Dataset records:
>>>>
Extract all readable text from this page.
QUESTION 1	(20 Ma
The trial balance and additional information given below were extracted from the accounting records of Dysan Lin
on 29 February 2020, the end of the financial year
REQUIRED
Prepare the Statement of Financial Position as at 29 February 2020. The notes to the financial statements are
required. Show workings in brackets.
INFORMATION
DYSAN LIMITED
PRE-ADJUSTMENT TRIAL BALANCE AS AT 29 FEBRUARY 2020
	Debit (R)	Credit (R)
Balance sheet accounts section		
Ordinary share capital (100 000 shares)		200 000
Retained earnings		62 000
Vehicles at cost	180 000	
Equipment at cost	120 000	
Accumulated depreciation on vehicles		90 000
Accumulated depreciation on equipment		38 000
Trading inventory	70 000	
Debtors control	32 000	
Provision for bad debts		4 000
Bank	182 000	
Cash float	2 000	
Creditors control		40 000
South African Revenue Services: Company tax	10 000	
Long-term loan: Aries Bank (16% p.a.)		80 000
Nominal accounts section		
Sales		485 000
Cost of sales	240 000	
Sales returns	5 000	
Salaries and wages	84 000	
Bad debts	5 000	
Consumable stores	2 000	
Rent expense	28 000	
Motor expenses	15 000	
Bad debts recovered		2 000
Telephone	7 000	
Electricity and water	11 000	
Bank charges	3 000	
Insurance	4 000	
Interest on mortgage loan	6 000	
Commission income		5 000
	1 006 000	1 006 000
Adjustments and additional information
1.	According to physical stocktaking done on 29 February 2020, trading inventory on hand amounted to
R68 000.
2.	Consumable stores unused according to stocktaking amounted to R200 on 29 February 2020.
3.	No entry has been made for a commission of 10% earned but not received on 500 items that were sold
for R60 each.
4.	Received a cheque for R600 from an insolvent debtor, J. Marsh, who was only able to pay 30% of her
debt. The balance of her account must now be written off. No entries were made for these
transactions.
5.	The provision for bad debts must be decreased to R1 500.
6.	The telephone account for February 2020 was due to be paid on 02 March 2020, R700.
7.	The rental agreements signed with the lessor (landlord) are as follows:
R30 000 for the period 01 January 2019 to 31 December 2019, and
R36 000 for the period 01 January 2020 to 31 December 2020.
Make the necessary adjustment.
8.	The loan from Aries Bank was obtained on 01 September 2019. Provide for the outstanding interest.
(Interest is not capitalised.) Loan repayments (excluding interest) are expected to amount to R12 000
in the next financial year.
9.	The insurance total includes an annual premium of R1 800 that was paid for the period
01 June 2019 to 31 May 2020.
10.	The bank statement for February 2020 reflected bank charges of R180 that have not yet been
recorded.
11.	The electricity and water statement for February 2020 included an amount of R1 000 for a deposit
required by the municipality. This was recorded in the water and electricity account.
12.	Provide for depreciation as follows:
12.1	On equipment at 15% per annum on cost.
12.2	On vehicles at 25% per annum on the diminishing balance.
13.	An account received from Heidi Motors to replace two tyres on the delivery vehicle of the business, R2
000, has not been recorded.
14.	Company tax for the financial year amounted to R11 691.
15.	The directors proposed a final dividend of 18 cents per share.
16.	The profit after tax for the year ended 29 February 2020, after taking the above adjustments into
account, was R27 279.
<<<<
Challenge
Go through the preceding material and copy each line that has the word "been".

Response below
3.	No entry has been made for a commission of 10% earned but not received on 500 items that were sold
10.	The bank statement for February 2020 reflected bank charges of R180 that have not yet been
000, has not been recorded.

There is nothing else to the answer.